YOUR INSTRUCTIONS:
Track down the lines that contain "Spain" and copy them.

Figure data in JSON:
########

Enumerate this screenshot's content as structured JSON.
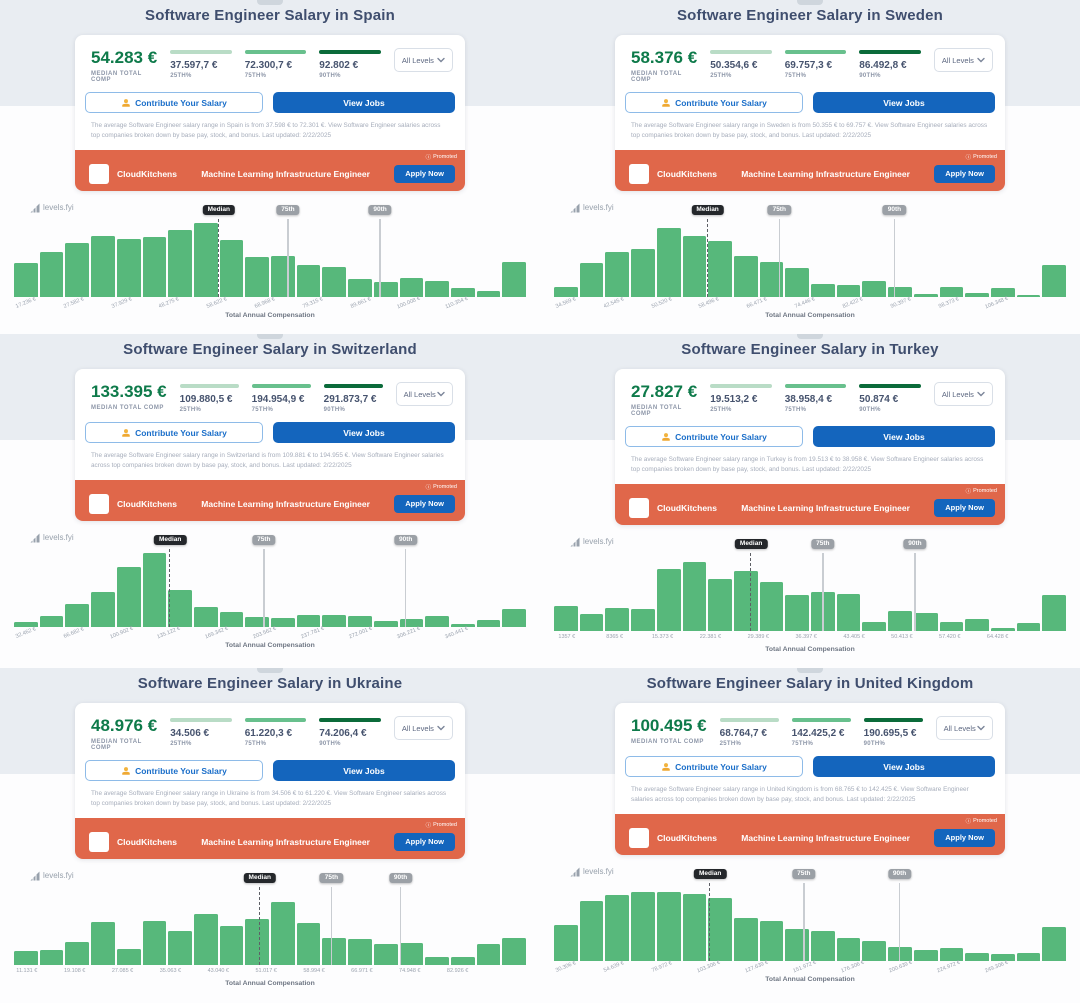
{
  "colors": {
    "accent_green": "#0e7a4a",
    "bar_green": "#57b87b",
    "banner_orange": "#e0674a",
    "button_blue": "#1465bd",
    "pct_25_bar": "#b9dcc6",
    "pct_75_bar": "#68c08d",
    "pct_90_bar": "#0b6b3a"
  },
  "panels": [
    {
      "title": "Software Engineer Salary in Spain",
      "card": {
        "median_value": "54.283 €",
        "median_label": "MEDIAN TOTAL COMP",
        "percentiles": [
          {
            "value": "37.597,7 €",
            "label": "25TH%",
            "bar_color": "#b9dcc6"
          },
          {
            "value": "72.300,7 €",
            "label": "75TH%",
            "bar_color": "#68c08d"
          },
          {
            "value": "92.802 €",
            "label": "90TH%",
            "bar_color": "#0b6b3a"
          }
        ],
        "level_filter": "All Levels",
        "contribute_label": "Contribute Your Salary",
        "view_jobs_label": "View Jobs",
        "description": "The average Software Engineer salary range in Spain is from 37.598 € to 72.301 €. View Software Engineer salaries across top companies broken down by base pay, stock, and bonus. Last updated: 2/22/2025"
      },
      "ad": {
        "promoted_label": "Promoted",
        "company": "CloudKitchens",
        "job_title": "Machine Learning Infrastructure Engineer",
        "apply_label": "Apply Now"
      },
      "chart_data": {
        "type": "bar",
        "brand": "levels.fyi",
        "xlabel": "Total Annual Compensation",
        "x_tick_labels": [
          "17.236 €",
          "27.582 €",
          "37.929 €",
          "48.275 €",
          "58.622 €",
          "68.968 €",
          "79.315 €",
          "89.661 €",
          "100.008 €",
          "110.354 €"
        ],
        "x_label_rotation": -22,
        "bar_heights_relative": [
          0.45,
          0.6,
          0.72,
          0.82,
          0.78,
          0.81,
          0.9,
          1.0,
          0.76,
          0.54,
          0.55,
          0.42,
          0.4,
          0.24,
          0.2,
          0.25,
          0.21,
          0.12,
          0.07,
          0.47
        ],
        "markers": [
          {
            "label": "Median",
            "kind": "median",
            "pos": 0.4
          },
          {
            "label": "75th",
            "kind": "pct",
            "pos": 0.535
          },
          {
            "label": "90th",
            "kind": "pct",
            "pos": 0.715
          }
        ]
      }
    },
    {
      "title": "Software Engineer Salary in Sweden",
      "card": {
        "median_value": "58.376 €",
        "median_label": "MEDIAN TOTAL COMP",
        "percentiles": [
          {
            "value": "50.354,6 €",
            "label": "25TH%",
            "bar_color": "#b9dcc6"
          },
          {
            "value": "69.757,3 €",
            "label": "75TH%",
            "bar_color": "#68c08d"
          },
          {
            "value": "86.492,8 €",
            "label": "90TH%",
            "bar_color": "#0b6b3a"
          }
        ],
        "level_filter": "All Levels",
        "contribute_label": "Contribute Your Salary",
        "view_jobs_label": "View Jobs",
        "description": "The average Software Engineer salary range in Sweden is from 50.355 € to 69.757 €. View Software Engineer salaries across top companies broken down by base pay, stock, and bonus. Last updated: 2/22/2025"
      },
      "ad": {
        "promoted_label": "Promoted",
        "company": "CloudKitchens",
        "job_title": "Machine Learning Infrastructure Engineer",
        "apply_label": "Apply Now"
      },
      "chart_data": {
        "type": "bar",
        "brand": "levels.fyi",
        "xlabel": "Total Annual Compensation",
        "x_tick_labels": [
          "34.569 €",
          "42.545 €",
          "50.520 €",
          "58.496 €",
          "66.471 €",
          "74.446 €",
          "82.422 €",
          "90.397 €",
          "98.373 €",
          "106.348 €"
        ],
        "x_label_rotation": -22,
        "bar_heights_relative": [
          0.13,
          0.45,
          0.6,
          0.64,
          0.92,
          0.82,
          0.75,
          0.55,
          0.47,
          0.38,
          0.17,
          0.15,
          0.21,
          0.13,
          0.03,
          0.13,
          0.05,
          0.11,
          0.02,
          0.42
        ],
        "markers": [
          {
            "label": "Median",
            "kind": "median",
            "pos": 0.3
          },
          {
            "label": "75th",
            "kind": "pct",
            "pos": 0.44
          },
          {
            "label": "90th",
            "kind": "pct",
            "pos": 0.665
          }
        ]
      }
    },
    {
      "title": "Software Engineer Salary in Switzerland",
      "card": {
        "median_value": "133.395 €",
        "median_label": "MEDIAN TOTAL COMP",
        "percentiles": [
          {
            "value": "109.880,5 €",
            "label": "25TH%",
            "bar_color": "#b9dcc6"
          },
          {
            "value": "194.954,9 €",
            "label": "75TH%",
            "bar_color": "#68c08d"
          },
          {
            "value": "291.873,7 €",
            "label": "90TH%",
            "bar_color": "#0b6b3a"
          }
        ],
        "level_filter": "All Levels",
        "contribute_label": "Contribute Your Salary",
        "view_jobs_label": "View Jobs",
        "description": "The average Software Engineer salary range in Switzerland is from 109.881 € to 194.955 €. View Software Engineer salaries across top companies broken down by base pay, stock, and bonus. Last updated: 2/22/2025"
      },
      "ad": {
        "promoted_label": "Promoted",
        "company": "CloudKitchens",
        "job_title": "Machine Learning Infrastructure Engineer",
        "apply_label": "Apply Now"
      },
      "chart_data": {
        "type": "bar",
        "brand": "levels.fyi",
        "xlabel": "Total Annual Compensation",
        "x_tick_labels": [
          "32.462 €",
          "66.682 €",
          "100.902 €",
          "135.122 €",
          "169.342 €",
          "203.562 €",
          "237.781 €",
          "272.001 €",
          "306.221 €",
          "340.441 €"
        ],
        "x_label_rotation": -22,
        "bar_heights_relative": [
          0.06,
          0.14,
          0.31,
          0.47,
          0.8,
          1.0,
          0.5,
          0.26,
          0.2,
          0.13,
          0.11,
          0.16,
          0.16,
          0.14,
          0.08,
          0.1,
          0.14,
          0.04,
          0.09,
          0.24
        ],
        "markers": [
          {
            "label": "Median",
            "kind": "median",
            "pos": 0.305
          },
          {
            "label": "75th",
            "kind": "pct",
            "pos": 0.488
          },
          {
            "label": "90th",
            "kind": "pct",
            "pos": 0.765
          }
        ]
      }
    },
    {
      "title": "Software Engineer Salary in Turkey",
      "card": {
        "median_value": "27.827 €",
        "median_label": "MEDIAN TOTAL COMP",
        "percentiles": [
          {
            "value": "19.513,2 €",
            "label": "25TH%",
            "bar_color": "#b9dcc6"
          },
          {
            "value": "38.958,4 €",
            "label": "75TH%",
            "bar_color": "#68c08d"
          },
          {
            "value": "50.874 €",
            "label": "90TH%",
            "bar_color": "#0b6b3a"
          }
        ],
        "level_filter": "All Levels",
        "contribute_label": "Contribute Your Salary",
        "view_jobs_label": "View Jobs",
        "description": "The average Software Engineer salary range in Turkey is from 19.513 € to 38.958 €. View Software Engineer salaries across top companies broken down by base pay, stock, and bonus. Last updated: 2/22/2025"
      },
      "ad": {
        "promoted_label": "Promoted",
        "company": "CloudKitchens",
        "job_title": "Machine Learning Infrastructure Engineer",
        "apply_label": "Apply Now"
      },
      "chart_data": {
        "type": "bar",
        "brand": "levels.fyi",
        "xlabel": "Total Annual Compensation",
        "x_tick_labels": [
          "1357 €",
          "8365 €",
          "15.373 €",
          "22.381 €",
          "29.389 €",
          "36.397 €",
          "43.405 €",
          "50.413 €",
          "57.420 €",
          "64.428 €"
        ],
        "x_label_rotation": 0,
        "bar_heights_relative": [
          0.33,
          0.22,
          0.3,
          0.29,
          0.83,
          0.93,
          0.7,
          0.8,
          0.65,
          0.48,
          0.52,
          0.5,
          0.12,
          0.27,
          0.23,
          0.11,
          0.15,
          0.03,
          0.1,
          0.48
        ],
        "markers": [
          {
            "label": "Median",
            "kind": "median",
            "pos": 0.385
          },
          {
            "label": "75th",
            "kind": "pct",
            "pos": 0.525
          },
          {
            "label": "90th",
            "kind": "pct",
            "pos": 0.705
          }
        ]
      }
    },
    {
      "title": "Software Engineer Salary in Ukraine",
      "card": {
        "median_value": "48.976 €",
        "median_label": "MEDIAN TOTAL COMP",
        "percentiles": [
          {
            "value": "34.506 €",
            "label": "25TH%",
            "bar_color": "#b9dcc6"
          },
          {
            "value": "61.220,3 €",
            "label": "75TH%",
            "bar_color": "#68c08d"
          },
          {
            "value": "74.206,4 €",
            "label": "90TH%",
            "bar_color": "#0b6b3a"
          }
        ],
        "level_filter": "All Levels",
        "contribute_label": "Contribute Your Salary",
        "view_jobs_label": "View Jobs",
        "description": "The average Software Engineer salary range in Ukraine is from 34.506 € to 61.220 €. View Software Engineer salaries across top companies broken down by base pay, stock, and bonus. Last updated: 2/22/2025"
      },
      "ad": {
        "promoted_label": "Promoted",
        "company": "CloudKitchens",
        "job_title": "Machine Learning Infrastructure Engineer",
        "apply_label": "Apply Now"
      },
      "chart_data": {
        "type": "bar",
        "brand": "levels.fyi",
        "xlabel": "Total Annual Compensation",
        "x_tick_labels": [
          "11.131 €",
          "19.108 €",
          "27.085 €",
          "35.063 €",
          "43.040 €",
          "51.017 €",
          "58.994 €",
          "66.971 €",
          "74.948 €",
          "82.926 €"
        ],
        "x_label_rotation": 0,
        "bar_heights_relative": [
          0.18,
          0.19,
          0.3,
          0.57,
          0.21,
          0.59,
          0.45,
          0.68,
          0.52,
          0.61,
          0.85,
          0.56,
          0.36,
          0.35,
          0.28,
          0.29,
          0.1,
          0.1,
          0.28,
          0.36
        ],
        "markers": [
          {
            "label": "Median",
            "kind": "median",
            "pos": 0.48
          },
          {
            "label": "75th",
            "kind": "pct",
            "pos": 0.62
          },
          {
            "label": "90th",
            "kind": "pct",
            "pos": 0.755
          }
        ]
      }
    },
    {
      "title": "Software Engineer Salary in United Kingdom",
      "card": {
        "median_value": "100.495 €",
        "median_label": "MEDIAN TOTAL COMP",
        "percentiles": [
          {
            "value": "68.764,7 €",
            "label": "25TH%",
            "bar_color": "#b9dcc6"
          },
          {
            "value": "142.425,2 €",
            "label": "75TH%",
            "bar_color": "#68c08d"
          },
          {
            "value": "190.695,5 €",
            "label": "90TH%",
            "bar_color": "#0b6b3a"
          }
        ],
        "level_filter": "All Levels",
        "contribute_label": "Contribute Your Salary",
        "view_jobs_label": "View Jobs",
        "description": "The average Software Engineer salary range in United Kingdom is from 68.765 € to 142.425 €. View Software Engineer salaries across top companies broken down by base pay, stock, and bonus. Last updated: 2/22/2025"
      },
      "ad": {
        "promoted_label": "Promoted",
        "company": "CloudKitchens",
        "job_title": "Machine Learning Infrastructure Engineer",
        "apply_label": "Apply Now"
      },
      "chart_data": {
        "type": "bar",
        "brand": "levels.fyi",
        "xlabel": "Total Annual Compensation",
        "x_tick_labels": [
          "30.306 €",
          "54.639 €",
          "78.972 €",
          "103.306 €",
          "127.639 €",
          "151.972 €",
          "176.306 €",
          "200.639 €",
          "224.972 €",
          "249.306 €"
        ],
        "x_label_rotation": -22,
        "bar_heights_relative": [
          0.48,
          0.8,
          0.88,
          0.92,
          0.93,
          0.9,
          0.85,
          0.58,
          0.53,
          0.42,
          0.4,
          0.31,
          0.26,
          0.18,
          0.14,
          0.17,
          0.1,
          0.09,
          0.1,
          0.45
        ],
        "markers": [
          {
            "label": "Median",
            "kind": "median",
            "pos": 0.305
          },
          {
            "label": "75th",
            "kind": "pct",
            "pos": 0.488
          },
          {
            "label": "90th",
            "kind": "pct",
            "pos": 0.675
          }
        ]
      }
    }
  ]
}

########

ANSWER FOR THIS EXERCISE:
      "title": "Software Engineer Salary in Spain",
        "description": "The average Software Engineer salary range in Spain is from 37.598 € to 72.301 €. View Software Engineer salaries across top companies broken down by base pay, stock, and bonus. Last updated: 2/22/2025"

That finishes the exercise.